## Challenge
Whenever a line contains the string "circuit", copy it out of the entries.
==== Dataset entries ====
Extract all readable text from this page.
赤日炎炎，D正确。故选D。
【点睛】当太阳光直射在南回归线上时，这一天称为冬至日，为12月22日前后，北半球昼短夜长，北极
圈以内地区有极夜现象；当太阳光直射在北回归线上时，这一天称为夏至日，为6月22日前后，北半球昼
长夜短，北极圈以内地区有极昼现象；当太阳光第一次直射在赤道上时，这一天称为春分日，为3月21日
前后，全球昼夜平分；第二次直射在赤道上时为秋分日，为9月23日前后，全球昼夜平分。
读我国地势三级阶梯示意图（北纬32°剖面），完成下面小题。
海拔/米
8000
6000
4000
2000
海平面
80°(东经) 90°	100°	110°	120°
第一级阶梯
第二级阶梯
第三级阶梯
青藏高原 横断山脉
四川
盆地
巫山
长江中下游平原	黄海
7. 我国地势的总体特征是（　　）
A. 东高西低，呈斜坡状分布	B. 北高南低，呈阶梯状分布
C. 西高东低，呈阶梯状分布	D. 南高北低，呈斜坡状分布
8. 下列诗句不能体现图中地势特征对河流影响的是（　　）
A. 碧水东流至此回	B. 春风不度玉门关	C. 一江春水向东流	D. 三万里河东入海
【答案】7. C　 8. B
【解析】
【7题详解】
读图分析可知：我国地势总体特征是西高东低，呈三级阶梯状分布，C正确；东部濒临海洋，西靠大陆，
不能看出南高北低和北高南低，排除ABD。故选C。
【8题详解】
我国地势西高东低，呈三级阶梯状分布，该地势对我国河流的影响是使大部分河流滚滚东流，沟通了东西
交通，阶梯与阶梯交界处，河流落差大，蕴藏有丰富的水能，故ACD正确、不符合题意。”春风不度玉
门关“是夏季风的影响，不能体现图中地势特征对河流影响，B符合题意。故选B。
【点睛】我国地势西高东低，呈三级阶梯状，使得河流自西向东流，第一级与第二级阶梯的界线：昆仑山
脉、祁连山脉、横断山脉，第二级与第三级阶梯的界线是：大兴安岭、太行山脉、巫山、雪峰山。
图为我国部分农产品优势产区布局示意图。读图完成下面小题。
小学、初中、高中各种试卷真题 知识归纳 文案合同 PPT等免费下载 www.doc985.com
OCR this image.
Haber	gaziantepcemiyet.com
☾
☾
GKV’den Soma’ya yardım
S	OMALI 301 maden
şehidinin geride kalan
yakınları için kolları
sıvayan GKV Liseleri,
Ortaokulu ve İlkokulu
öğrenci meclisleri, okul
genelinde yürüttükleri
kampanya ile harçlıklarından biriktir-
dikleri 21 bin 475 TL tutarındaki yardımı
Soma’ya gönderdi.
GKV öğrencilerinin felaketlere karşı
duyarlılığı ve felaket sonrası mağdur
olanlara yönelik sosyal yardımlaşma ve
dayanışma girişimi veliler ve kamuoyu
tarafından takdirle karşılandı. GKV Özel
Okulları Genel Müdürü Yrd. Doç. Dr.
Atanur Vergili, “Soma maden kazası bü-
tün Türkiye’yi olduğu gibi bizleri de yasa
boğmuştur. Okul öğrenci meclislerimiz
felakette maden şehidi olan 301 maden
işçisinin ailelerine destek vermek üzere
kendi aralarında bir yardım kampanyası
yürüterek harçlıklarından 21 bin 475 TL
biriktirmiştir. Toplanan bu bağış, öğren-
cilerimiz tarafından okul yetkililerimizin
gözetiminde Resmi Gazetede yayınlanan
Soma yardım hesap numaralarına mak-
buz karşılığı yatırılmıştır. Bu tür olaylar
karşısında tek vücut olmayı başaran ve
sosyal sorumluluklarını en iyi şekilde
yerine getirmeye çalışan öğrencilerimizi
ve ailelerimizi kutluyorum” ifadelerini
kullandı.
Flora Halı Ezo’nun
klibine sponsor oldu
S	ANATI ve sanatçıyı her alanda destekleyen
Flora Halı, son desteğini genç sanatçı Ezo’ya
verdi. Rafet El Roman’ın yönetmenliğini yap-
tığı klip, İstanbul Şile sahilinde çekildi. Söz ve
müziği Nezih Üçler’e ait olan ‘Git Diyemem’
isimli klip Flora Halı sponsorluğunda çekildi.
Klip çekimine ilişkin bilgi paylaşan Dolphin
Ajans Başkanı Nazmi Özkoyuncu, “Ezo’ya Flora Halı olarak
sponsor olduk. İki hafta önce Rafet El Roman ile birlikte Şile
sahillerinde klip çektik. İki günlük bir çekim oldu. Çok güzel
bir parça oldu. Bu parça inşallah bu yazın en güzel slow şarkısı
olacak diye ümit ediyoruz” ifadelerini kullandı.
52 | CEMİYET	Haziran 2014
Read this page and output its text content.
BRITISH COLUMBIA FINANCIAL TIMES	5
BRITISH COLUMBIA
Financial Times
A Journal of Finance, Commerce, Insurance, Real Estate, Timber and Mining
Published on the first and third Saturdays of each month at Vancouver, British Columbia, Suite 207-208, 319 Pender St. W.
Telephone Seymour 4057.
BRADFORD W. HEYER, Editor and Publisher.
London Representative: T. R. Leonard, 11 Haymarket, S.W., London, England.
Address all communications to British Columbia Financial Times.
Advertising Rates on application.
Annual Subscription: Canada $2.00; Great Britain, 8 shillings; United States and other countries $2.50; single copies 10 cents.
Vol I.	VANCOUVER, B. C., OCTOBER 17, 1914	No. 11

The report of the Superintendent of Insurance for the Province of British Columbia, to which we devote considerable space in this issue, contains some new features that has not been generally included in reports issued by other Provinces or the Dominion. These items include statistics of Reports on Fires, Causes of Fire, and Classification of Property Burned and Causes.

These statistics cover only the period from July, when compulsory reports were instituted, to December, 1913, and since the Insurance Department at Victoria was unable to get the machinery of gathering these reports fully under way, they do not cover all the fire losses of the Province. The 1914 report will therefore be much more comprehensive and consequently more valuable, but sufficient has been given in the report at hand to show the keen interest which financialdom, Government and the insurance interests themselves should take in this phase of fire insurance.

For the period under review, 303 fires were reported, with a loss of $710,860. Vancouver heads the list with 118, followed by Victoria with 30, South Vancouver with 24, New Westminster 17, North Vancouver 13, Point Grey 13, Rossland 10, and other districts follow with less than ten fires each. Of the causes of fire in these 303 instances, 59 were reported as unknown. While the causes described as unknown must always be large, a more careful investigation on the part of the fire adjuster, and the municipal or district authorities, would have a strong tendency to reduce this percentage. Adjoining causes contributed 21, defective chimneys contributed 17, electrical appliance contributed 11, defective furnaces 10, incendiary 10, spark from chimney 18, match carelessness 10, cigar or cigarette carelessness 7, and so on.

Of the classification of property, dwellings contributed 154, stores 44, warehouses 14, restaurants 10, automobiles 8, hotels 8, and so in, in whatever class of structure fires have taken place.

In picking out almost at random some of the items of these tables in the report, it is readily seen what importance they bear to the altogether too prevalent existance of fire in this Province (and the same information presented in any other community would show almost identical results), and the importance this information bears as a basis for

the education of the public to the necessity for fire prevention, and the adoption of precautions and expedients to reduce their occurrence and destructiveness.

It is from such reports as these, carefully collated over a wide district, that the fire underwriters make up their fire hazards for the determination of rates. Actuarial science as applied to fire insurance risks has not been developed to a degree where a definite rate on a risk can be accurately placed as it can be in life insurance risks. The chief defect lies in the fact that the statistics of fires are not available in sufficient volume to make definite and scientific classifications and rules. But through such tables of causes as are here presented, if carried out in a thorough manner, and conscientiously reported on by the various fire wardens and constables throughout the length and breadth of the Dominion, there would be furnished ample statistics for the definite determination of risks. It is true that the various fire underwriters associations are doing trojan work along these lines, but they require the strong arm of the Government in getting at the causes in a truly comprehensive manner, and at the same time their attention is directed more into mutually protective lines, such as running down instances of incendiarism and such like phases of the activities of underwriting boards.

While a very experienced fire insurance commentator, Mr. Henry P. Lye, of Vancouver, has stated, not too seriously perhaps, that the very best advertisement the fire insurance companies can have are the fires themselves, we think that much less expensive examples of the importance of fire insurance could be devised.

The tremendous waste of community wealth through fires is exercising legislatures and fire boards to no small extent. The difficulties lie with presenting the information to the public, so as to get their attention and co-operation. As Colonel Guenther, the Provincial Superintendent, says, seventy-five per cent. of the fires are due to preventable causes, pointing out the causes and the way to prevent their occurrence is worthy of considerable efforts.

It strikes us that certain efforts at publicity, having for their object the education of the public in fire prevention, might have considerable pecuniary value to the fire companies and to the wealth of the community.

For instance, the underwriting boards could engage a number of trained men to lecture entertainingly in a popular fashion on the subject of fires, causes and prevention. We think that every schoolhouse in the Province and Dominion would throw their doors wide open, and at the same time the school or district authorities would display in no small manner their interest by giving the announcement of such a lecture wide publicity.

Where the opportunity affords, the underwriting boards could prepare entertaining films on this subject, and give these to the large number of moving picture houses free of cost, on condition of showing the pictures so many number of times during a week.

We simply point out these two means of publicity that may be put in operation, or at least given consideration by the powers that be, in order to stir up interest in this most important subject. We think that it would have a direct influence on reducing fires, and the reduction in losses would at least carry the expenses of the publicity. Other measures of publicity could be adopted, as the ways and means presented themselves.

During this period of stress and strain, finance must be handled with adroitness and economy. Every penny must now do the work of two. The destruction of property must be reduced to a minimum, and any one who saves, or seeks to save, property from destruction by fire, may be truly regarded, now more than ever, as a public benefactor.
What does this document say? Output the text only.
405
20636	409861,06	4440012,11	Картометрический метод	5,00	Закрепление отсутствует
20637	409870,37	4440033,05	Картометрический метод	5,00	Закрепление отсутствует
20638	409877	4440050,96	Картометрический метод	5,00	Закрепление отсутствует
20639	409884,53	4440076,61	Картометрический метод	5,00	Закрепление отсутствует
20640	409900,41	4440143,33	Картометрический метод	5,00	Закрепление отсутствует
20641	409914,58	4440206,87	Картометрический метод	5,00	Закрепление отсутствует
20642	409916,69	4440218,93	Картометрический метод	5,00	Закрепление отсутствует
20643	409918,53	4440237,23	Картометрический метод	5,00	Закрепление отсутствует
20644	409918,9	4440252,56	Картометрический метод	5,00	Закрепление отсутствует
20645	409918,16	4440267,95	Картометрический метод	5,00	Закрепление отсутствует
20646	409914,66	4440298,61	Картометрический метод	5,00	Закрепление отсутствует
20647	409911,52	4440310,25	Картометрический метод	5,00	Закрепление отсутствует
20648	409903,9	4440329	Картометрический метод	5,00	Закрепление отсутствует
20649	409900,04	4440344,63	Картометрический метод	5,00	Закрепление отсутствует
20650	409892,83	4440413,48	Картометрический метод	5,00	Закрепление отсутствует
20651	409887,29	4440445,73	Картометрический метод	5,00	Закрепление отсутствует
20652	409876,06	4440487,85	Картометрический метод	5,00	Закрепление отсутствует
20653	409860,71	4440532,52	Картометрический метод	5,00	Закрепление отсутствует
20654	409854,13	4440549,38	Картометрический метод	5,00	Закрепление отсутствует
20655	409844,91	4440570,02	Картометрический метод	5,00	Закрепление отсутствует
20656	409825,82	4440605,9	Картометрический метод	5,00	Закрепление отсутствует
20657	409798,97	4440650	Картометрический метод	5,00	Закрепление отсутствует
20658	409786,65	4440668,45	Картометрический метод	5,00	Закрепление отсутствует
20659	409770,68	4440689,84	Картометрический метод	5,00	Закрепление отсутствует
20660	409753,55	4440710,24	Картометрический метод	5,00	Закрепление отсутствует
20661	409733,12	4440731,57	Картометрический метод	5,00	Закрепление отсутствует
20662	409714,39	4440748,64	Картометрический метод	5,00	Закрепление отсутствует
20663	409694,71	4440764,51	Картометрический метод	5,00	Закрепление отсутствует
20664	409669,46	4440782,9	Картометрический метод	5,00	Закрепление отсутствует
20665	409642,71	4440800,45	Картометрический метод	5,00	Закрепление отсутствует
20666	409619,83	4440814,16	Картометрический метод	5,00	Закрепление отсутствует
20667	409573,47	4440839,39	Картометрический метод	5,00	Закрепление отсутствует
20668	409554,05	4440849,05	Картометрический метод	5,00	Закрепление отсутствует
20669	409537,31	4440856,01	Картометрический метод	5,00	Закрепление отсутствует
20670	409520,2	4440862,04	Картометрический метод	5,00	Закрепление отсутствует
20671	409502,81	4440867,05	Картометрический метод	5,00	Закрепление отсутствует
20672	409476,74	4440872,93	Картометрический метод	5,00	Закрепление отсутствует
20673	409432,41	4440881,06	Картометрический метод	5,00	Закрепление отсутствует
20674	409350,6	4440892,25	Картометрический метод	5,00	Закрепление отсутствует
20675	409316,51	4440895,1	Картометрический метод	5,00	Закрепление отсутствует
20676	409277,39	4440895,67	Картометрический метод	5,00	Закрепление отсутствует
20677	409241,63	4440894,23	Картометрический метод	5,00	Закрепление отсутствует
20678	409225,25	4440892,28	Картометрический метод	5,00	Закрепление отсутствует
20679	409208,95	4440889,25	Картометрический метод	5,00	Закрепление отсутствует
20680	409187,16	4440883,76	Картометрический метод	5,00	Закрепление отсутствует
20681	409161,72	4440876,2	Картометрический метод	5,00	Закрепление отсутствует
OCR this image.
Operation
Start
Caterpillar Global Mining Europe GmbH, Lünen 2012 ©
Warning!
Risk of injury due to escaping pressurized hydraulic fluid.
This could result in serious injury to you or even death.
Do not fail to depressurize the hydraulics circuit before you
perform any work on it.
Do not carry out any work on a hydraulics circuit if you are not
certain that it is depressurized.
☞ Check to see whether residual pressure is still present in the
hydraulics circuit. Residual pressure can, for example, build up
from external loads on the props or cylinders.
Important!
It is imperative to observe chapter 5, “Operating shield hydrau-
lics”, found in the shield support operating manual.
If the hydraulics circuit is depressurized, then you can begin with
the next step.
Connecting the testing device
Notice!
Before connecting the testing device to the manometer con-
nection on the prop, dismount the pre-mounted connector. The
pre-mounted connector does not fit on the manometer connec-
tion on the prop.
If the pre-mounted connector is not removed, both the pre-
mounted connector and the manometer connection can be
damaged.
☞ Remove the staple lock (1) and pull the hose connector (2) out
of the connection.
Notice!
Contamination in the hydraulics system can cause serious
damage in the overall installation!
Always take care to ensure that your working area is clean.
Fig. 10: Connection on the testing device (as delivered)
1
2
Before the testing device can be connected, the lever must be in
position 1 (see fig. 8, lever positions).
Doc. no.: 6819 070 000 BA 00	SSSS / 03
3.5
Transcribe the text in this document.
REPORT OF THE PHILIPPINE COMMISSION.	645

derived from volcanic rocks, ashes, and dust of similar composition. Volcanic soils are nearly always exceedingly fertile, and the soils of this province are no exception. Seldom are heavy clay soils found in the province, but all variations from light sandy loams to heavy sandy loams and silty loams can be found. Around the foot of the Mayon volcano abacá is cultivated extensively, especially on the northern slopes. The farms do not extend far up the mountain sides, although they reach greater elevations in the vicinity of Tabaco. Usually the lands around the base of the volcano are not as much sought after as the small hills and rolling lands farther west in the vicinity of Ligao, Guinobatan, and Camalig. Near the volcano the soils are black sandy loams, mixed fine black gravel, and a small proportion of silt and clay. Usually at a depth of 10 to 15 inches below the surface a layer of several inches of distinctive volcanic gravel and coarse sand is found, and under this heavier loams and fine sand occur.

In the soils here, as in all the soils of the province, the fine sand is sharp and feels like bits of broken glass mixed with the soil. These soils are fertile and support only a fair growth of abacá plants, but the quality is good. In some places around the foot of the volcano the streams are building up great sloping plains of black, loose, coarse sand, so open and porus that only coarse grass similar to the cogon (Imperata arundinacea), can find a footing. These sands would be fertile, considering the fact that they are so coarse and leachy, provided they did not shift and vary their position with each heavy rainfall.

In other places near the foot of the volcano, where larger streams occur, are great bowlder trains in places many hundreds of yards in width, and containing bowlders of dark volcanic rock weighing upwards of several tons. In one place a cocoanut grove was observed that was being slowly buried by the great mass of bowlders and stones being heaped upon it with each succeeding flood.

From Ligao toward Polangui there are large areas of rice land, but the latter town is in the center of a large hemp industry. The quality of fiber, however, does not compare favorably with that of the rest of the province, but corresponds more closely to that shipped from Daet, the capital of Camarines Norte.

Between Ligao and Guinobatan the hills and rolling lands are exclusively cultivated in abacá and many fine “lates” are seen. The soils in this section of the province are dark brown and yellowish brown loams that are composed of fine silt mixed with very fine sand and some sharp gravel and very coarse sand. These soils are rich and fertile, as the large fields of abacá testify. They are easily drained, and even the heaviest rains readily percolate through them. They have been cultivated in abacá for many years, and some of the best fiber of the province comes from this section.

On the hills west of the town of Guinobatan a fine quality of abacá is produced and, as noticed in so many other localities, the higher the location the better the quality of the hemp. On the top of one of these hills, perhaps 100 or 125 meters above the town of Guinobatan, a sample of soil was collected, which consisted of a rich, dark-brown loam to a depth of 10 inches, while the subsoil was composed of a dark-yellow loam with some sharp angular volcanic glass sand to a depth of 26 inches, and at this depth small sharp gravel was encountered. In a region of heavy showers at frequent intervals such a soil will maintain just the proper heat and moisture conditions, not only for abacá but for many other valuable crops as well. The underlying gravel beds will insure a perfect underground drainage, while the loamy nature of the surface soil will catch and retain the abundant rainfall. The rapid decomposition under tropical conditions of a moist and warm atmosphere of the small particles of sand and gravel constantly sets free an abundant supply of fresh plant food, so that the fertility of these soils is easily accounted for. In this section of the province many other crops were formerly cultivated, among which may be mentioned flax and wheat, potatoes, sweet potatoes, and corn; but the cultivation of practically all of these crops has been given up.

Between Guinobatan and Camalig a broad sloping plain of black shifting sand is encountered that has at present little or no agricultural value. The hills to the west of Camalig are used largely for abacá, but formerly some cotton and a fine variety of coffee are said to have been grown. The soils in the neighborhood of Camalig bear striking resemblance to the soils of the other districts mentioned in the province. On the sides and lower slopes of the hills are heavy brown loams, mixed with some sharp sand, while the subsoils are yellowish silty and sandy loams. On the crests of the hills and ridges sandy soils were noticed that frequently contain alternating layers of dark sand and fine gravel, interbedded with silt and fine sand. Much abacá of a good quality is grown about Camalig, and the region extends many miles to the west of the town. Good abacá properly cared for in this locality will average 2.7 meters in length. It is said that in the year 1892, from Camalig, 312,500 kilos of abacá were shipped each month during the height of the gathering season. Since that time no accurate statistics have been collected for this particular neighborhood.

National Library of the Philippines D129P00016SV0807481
====
## Expected output
Do not fail to depressurize the hydraulics circuit before you
Do not carry out any work on a hydraulics circuit if you are not
hydraulics circuit. Residual pressure can, for example, build up
If the hydraulics circuit is depressurized, then you can begin with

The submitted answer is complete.